● **AIM**
Every record below should be printed exactly as it appears.
____
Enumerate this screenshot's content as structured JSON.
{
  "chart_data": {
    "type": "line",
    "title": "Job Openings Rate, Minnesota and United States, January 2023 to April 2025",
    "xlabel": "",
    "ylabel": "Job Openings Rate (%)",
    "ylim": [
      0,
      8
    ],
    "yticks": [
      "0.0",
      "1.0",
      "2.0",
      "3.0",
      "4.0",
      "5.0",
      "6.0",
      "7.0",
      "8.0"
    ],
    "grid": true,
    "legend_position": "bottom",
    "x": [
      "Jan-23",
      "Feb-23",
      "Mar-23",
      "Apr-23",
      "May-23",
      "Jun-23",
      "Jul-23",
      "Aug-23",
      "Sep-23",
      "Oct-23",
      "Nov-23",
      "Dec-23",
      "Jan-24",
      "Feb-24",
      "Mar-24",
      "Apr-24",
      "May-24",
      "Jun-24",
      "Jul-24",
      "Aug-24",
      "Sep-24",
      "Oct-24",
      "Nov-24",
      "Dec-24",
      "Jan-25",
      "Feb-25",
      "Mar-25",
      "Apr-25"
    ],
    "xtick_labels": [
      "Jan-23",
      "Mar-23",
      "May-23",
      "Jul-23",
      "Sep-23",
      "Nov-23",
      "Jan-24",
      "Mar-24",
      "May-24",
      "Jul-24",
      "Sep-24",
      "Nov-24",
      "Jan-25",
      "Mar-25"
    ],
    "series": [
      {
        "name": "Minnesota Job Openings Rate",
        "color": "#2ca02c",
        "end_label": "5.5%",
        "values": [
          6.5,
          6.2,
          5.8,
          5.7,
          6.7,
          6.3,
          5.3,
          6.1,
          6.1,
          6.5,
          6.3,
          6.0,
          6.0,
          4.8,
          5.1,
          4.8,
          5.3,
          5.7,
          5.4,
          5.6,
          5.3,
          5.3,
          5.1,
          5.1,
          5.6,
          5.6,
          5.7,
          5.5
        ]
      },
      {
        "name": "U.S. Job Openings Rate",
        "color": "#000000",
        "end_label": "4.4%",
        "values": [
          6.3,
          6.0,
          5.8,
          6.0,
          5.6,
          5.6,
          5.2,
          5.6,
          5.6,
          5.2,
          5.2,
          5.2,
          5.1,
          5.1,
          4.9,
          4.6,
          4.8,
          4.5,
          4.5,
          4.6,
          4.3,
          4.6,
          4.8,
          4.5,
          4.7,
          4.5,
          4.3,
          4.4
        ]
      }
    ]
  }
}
____
● **RESPONSE BELOW**
Enumerate this screenshot's content as structured JSON.
{
  "chart_data": {
    "type": "line",
    "title": "Job Openings Rate, Minnesota and United States, January 2023 to April 2025",
    "xlabel": "",
    "ylabel": "Job Openings Rate (%)",
    "ylim": [
      0,
      8
    ],
    "yticks": [
      "0.0",
      "1.0",
      "2.0",
      "3.0",
      "4.0",
      "5.0",
      "6.0",
      "7.0",
      "8.0"
    ],
    "grid": true,
    "legend_position": "bottom",
    "x": [
      "Jan-23",
      "Feb-23",
      "Mar-23",
      "Apr-23",
      "May-23",
      "Jun-23",
      "Jul-23",
      "Aug-23",
      "Sep-23",
      "Oct-23",
      "Nov-23",
      "Dec-23",
      "Jan-24",
      "Feb-24",
      "Mar-24",
      "Apr-24",
      "May-24",
      "Jun-24",
      "Jul-24",
      "Aug-24",
      "Sep-24",
      "Oct-24",
      "Nov-24",
      "Dec-24",
      "Jan-25",
      "Feb-25",
      "Mar-25",
      "Apr-25"
    ],
    "xtick_labels": [
      "Jan-23",
      "Mar-23",
      "May-23",
      "Jul-23",
      "Sep-23",
      "Nov-23",
      "Jan-24",
      "Mar-24",
      "May-24",
      "Jul-24",
      "Sep-24",
      "Nov-24",
      "Jan-25",
      "Mar-25"
    ],
    "series": [
      {
        "name": "Minnesota Job Openings Rate",
        "color": "#2ca02c",
        "end_label": "5.5%",
        "values": [
          6.5,
          6.2,
          5.8,
          5.7,
          6.7,
          6.3,
          5.3,
          6.1,
          6.1,
          6.5,
          6.3,
          6.0,
          6.0,
          4.8,
          5.1,
          4.8,
          5.3,
          5.7,
          5.4,
          5.6,
          5.3,
          5.3,
          5.1,
          5.1,
          5.6,
          5.6,
          5.7,
          5.5
        ]
      },
      {
        "name": "U.S. Job Openings Rate",
        "color": "#000000",
        "end_label": "4.4%",
        "values": [
          6.3,
          6.0,
          5.8,
          6.0,
          5.6,
          5.6,
          5.2,
          5.6,
          5.6,
          5.2,
          5.2,
          5.2,
          5.1,
          5.1,
          4.9,
          4.6,
          4.8,
          4.5,
          4.5,
          4.6,
          4.3,
          4.6,
          4.8,
          4.5,
          4.7,
          4.5,
          4.3,
          4.4
        ]
      }
    ]
  }
}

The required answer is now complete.